_WRITTEN TASK:_
Write out the listing in full, matching it word for word.

_RECORDS PROVIDED:_
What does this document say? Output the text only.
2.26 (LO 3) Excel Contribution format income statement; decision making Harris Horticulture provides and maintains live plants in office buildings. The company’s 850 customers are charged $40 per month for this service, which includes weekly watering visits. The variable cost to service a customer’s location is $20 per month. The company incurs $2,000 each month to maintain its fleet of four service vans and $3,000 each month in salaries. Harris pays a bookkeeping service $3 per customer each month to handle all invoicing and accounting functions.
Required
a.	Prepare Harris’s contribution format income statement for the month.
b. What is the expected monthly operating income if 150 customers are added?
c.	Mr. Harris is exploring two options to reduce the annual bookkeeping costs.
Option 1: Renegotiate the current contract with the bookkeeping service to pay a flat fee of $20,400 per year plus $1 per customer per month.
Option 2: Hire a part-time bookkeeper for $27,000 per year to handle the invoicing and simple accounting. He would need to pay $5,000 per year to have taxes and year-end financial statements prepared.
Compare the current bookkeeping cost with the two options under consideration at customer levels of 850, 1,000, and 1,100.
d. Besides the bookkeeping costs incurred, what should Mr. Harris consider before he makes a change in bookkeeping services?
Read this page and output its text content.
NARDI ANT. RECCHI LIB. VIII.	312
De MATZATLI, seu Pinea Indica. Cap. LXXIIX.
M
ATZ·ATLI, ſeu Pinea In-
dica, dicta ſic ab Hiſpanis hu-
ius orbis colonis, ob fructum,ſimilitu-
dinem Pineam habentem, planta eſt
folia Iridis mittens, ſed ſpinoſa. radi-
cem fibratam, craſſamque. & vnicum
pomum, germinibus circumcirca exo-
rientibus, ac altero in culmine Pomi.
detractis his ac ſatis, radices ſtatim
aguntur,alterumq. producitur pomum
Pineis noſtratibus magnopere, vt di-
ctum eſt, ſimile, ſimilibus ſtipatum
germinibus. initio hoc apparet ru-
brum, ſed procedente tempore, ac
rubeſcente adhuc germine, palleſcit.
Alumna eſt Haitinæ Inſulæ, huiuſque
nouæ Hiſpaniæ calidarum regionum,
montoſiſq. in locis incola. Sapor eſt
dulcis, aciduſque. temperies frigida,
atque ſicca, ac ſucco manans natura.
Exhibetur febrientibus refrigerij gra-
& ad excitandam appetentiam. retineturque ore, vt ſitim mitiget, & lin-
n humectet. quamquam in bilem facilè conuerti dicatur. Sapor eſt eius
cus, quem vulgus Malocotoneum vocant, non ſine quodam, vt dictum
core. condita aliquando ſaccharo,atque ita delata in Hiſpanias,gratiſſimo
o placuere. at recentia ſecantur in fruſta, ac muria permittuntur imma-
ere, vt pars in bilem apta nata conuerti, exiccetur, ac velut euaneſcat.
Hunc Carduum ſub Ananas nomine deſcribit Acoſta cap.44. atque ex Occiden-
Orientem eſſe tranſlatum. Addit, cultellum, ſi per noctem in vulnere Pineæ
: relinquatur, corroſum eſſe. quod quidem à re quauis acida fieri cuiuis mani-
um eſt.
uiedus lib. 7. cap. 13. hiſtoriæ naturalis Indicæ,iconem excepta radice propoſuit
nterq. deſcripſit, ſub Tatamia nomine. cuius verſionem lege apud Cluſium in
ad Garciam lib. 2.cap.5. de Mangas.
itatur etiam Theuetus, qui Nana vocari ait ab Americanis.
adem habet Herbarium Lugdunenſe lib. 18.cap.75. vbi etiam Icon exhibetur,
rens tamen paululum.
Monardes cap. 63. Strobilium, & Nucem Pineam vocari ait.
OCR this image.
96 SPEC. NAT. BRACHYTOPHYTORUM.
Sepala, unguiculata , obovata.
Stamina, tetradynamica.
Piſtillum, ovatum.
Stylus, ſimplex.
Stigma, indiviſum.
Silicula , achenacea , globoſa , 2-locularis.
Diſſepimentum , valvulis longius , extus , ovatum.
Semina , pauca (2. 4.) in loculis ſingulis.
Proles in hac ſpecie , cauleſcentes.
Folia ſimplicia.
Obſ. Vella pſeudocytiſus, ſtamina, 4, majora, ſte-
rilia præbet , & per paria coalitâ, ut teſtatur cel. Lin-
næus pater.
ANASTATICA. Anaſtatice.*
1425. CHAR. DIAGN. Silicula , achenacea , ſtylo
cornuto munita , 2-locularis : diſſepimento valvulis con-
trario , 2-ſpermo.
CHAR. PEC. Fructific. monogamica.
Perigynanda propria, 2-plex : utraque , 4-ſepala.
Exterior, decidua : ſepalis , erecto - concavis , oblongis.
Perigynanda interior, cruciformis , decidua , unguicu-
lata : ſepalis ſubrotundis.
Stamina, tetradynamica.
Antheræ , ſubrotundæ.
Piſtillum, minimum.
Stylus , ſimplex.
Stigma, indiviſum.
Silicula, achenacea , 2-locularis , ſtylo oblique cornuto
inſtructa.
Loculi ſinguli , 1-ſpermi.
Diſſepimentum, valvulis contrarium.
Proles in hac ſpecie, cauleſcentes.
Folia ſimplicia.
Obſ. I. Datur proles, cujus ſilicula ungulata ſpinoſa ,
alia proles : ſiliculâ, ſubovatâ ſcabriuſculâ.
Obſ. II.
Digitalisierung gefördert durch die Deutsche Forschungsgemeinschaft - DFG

_RESULT BELOW:_
What does this document say? Output the text only.
2.26 (LO 3) Excel Contribution format income statement; decision making Harris Horticulture provides and maintains live plants in office buildings. The company’s 850 customers are charged $40 per month for this service, which includes weekly watering visits. The variable cost to service a customer’s location is $20 per month. The company incurs $2,000 each month to maintain its fleet of four service vans and $3,000 each month in salaries. Harris pays a bookkeeping service $3 per customer each month to handle all invoicing and accounting functions.
Required
a.	Prepare Harris’s contribution format income statement for the month.
b. What is the expected monthly operating income if 150 customers are added?
c.	Mr. Harris is exploring two options to reduce the annual bookkeeping costs.
Option 1: Renegotiate the current contract with the bookkeeping service to pay a flat fee of $20,400 per year plus $1 per customer per month.
Option 2: Hire a part-time bookkeeper for $27,000 per year to handle the invoicing and simple accounting. He would need to pay $5,000 per year to have taxes and year-end financial statements prepared.
Compare the current bookkeeping cost with the two options under consideration at customer levels of 850, 1,000, and 1,100.
d. Besides the bookkeeping costs incurred, what should Mr. Harris consider before he makes a change in bookkeeping services?
Read this page and output its text content.
NARDI ANT. RECCHI LIB. VIII.	312
De MATZATLI, seu Pinea Indica. Cap. LXXIIX.
M
ATZ·ATLI, ſeu Pinea In-
dica, dicta ſic ab Hiſpanis hu-
ius orbis colonis, ob fructum,ſimilitu-
dinem Pineam habentem, planta eſt
folia Iridis mittens, ſed ſpinoſa. radi-
cem fibratam, craſſamque. & vnicum
pomum, germinibus circumcirca exo-
rientibus, ac altero in culmine Pomi.
detractis his ac ſatis, radices ſtatim
aguntur,alterumq. producitur pomum
Pineis noſtratibus magnopere, vt di-
ctum eſt, ſimile, ſimilibus ſtipatum
germinibus. initio hoc apparet ru-
brum, ſed procedente tempore, ac
rubeſcente adhuc germine, palleſcit.
Alumna eſt Haitinæ Inſulæ, huiuſque
nouæ Hiſpaniæ calidarum regionum,
montoſiſq. in locis incola. Sapor eſt
dulcis, aciduſque. temperies frigida,
atque ſicca, ac ſucco manans natura.
Exhibetur febrientibus refrigerij gra-
& ad excitandam appetentiam. retineturque ore, vt ſitim mitiget, & lin-
n humectet. quamquam in bilem facilè conuerti dicatur. Sapor eſt eius
cus, quem vulgus Malocotoneum vocant, non ſine quodam, vt dictum
core. condita aliquando ſaccharo,atque ita delata in Hiſpanias,gratiſſimo
o placuere. at recentia ſecantur in fruſta, ac muria permittuntur imma-
ere, vt pars in bilem apta nata conuerti, exiccetur, ac velut euaneſcat.
Hunc Carduum ſub Ananas nomine deſcribit Acoſta cap.44. atque ex Occiden-
Orientem eſſe tranſlatum. Addit, cultellum, ſi per noctem in vulnere Pineæ
: relinquatur, corroſum eſſe. quod quidem à re quauis acida fieri cuiuis mani-
um eſt.
uiedus lib. 7. cap. 13. hiſtoriæ naturalis Indicæ,iconem excepta radice propoſuit
nterq. deſcripſit, ſub Tatamia nomine. cuius verſionem lege apud Cluſium in
ad Garciam lib. 2.cap.5. de Mangas.
itatur etiam Theuetus, qui Nana vocari ait ab Americanis.
adem habet Herbarium Lugdunenſe lib. 18.cap.75. vbi etiam Icon exhibetur,
rens tamen paululum.
Monardes cap. 63. Strobilium, & Nucem Pineam vocari ait.
OCR this image.
96 SPEC. NAT. BRACHYTOPHYTORUM.
Sepala, unguiculata , obovata.
Stamina, tetradynamica.
Piſtillum, ovatum.
Stylus, ſimplex.
Stigma, indiviſum.
Silicula , achenacea , globoſa , 2-locularis.
Diſſepimentum , valvulis longius , extus , ovatum.
Semina , pauca (2. 4.) in loculis ſingulis.
Proles in hac ſpecie , cauleſcentes.
Folia ſimplicia.
Obſ. Vella pſeudocytiſus, ſtamina, 4, majora, ſte-
rilia præbet , & per paria coalitâ, ut teſtatur cel. Lin-
næus pater.
ANASTATICA. Anaſtatice.*
1425. CHAR. DIAGN. Silicula , achenacea , ſtylo
cornuto munita , 2-locularis : diſſepimento valvulis con-
trario , 2-ſpermo.
CHAR. PEC. Fructific. monogamica.
Perigynanda propria, 2-plex : utraque , 4-ſepala.
Exterior, decidua : ſepalis , erecto - concavis , oblongis.
Perigynanda interior, cruciformis , decidua , unguicu-
lata : ſepalis ſubrotundis.
Stamina, tetradynamica.
Antheræ , ſubrotundæ.
Piſtillum, minimum.
Stylus , ſimplex.
Stigma, indiviſum.
Silicula, achenacea , 2-locularis , ſtylo oblique cornuto
inſtructa.
Loculi ſinguli , 1-ſpermi.
Diſſepimentum, valvulis contrarium.
Proles in hac ſpecie, cauleſcentes.
Folia ſimplicia.
Obſ. I. Datur proles, cujus ſilicula ungulata ſpinoſa ,
alia proles : ſiliculâ, ſubovatâ ſcabriuſculâ.
Obſ. II.
Digitalisierung gefördert durch die Deutsche Forschungsgemeinschaft - DFG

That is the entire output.